> [TASK TO CARRY OUT] Strip the pictures and reproduce the rest of the listing exactly.

Stored items from a collection:

* * * * *

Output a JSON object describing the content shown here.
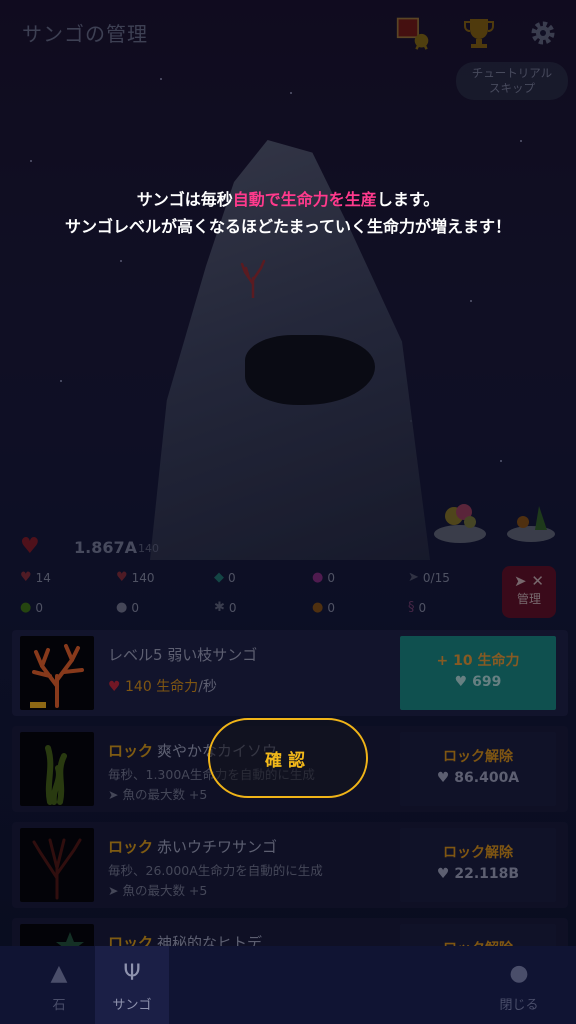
{
  "header": {
    "title": "サンゴの管理",
    "tutorial_skip": [
      "チュートリアル",
      "スキップ"
    ]
  },
  "tutorial": {
    "line1_pre": "サンゴは毎秒",
    "line1_hl1": "自動で",
    "line1_hl2": "生命力を生産",
    "line1_post": "します。",
    "line2": "サンゴレベルが高くなるほどたまっていく生命力が増えます！"
  },
  "stats": {
    "life_total": "1.867A",
    "life_rate": "140",
    "row1": [
      {
        "icon": "tap-heart-icon",
        "value": "14"
      },
      {
        "icon": "auto-heart-icon",
        "value": "140"
      },
      {
        "icon": "gem-icon",
        "value": "0"
      },
      {
        "icon": "pearl-icon",
        "value": "0"
      },
      {
        "icon": "fish-count-icon",
        "value": "0/15"
      }
    ],
    "row2": [
      {
        "icon": "seaweed-icon",
        "value": "0"
      },
      {
        "icon": "shell-icon",
        "value": "0"
      },
      {
        "icon": "anemone-icon",
        "value": "0"
      },
      {
        "icon": "crab-icon",
        "value": "0"
      },
      {
        "icon": "seahorse-icon",
        "value": "0"
      }
    ],
    "manage_label": "管理"
  },
  "corals": [
    {
      "title": "レベル5 弱い枝サンゴ",
      "production": "140 生命力",
      "production_unit": "/秒",
      "action_line1": "+ 10 生命力",
      "action_line2": "699"
    },
    {
      "lock_label": "ロック",
      "title": "爽やかなカイソウ",
      "desc": "毎秒、1.300A生命力を自動的に生成",
      "fish": "魚の最大数 +5",
      "action_line1": "ロック解除",
      "action_line2": "86.400A"
    },
    {
      "lock_label": "ロック",
      "title": "赤いウチワサンゴ",
      "desc": "毎秒、26.000A生命力を自動的に生成",
      "fish": "魚の最大数 +5",
      "action_line1": "ロック解除",
      "action_line2": "22.118B"
    },
    {
      "lock_label": "ロック",
      "title": "神秘的なヒトデ",
      "action_line1": "ロック解除"
    }
  ],
  "confirm_label": "確認",
  "nav": {
    "rock": "石",
    "coral": "サンゴ",
    "close": "閉じる"
  },
  "colors": {
    "highlight_pink": "#ff3a8c",
    "accent_gold": "#f2b81a",
    "teal": "#177c7a"
  }
}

* * * * *

> [PROBLEM SOLUTION]
Output a JSON object describing the content shown here.
{
  "header": {
    "title": "サンゴの管理",
    "tutorial_skip": [
      "チュートリアル",
      "スキップ"
    ]
  },
  "tutorial": {
    "line1_pre": "サンゴは毎秒",
    "line1_hl1": "自動で",
    "line1_hl2": "生命力を生産",
    "line1_post": "します。",
    "line2": "サンゴレベルが高くなるほどたまっていく生命力が増えます！"
  },
  "stats": {
    "life_total": "1.867A",
    "life_rate": "140",
    "row1": [
      {
        "icon": "tap-heart-icon",
        "value": "14"
      },
      {
        "icon": "auto-heart-icon",
        "value": "140"
      },
      {
        "icon": "gem-icon",
        "value": "0"
      },
      {
        "icon": "pearl-icon",
        "value": "0"
      },
      {
        "icon": "fish-count-icon",
        "value": "0/15"
      }
    ],
    "row2": [
      {
        "icon": "seaweed-icon",
        "value": "0"
      },
      {
        "icon": "shell-icon",
        "value": "0"
      },
      {
        "icon": "anemone-icon",
        "value": "0"
      },
      {
        "icon": "crab-icon",
        "value": "0"
      },
      {
        "icon": "seahorse-icon",
        "value": "0"
      }
    ],
    "manage_label": "管理"
  },
  "corals": [
    {
      "title": "レベル5 弱い枝サンゴ",
      "production": "140 生命力",
      "production_unit": "/秒",
      "action_line1": "+ 10 生命力",
      "action_line2": "699"
    },
    {
      "lock_label": "ロック",
      "title": "爽やかなカイソウ",
      "desc": "毎秒、1.300A生命力を自動的に生成",
      "fish": "魚の最大数 +5",
      "action_line1": "ロック解除",
      "action_line2": "86.400A"
    },
    {
      "lock_label": "ロック",
      "title": "赤いウチワサンゴ",
      "desc": "毎秒、26.000A生命力を自動的に生成",
      "fish": "魚の最大数 +5",
      "action_line1": "ロック解除",
      "action_line2": "22.118B"
    },
    {
      "lock_label": "ロック",
      "title": "神秘的なヒトデ",
      "action_line1": "ロック解除"
    }
  ],
  "confirm_label": "確認",
  "nav": {
    "rock": "石",
    "coral": "サンゴ",
    "close": "閉じる"
  },
  "colors": {
    "highlight_pink": "#ff3a8c",
    "accent_gold": "#f2b81a",
    "teal": "#177c7a"
  }
}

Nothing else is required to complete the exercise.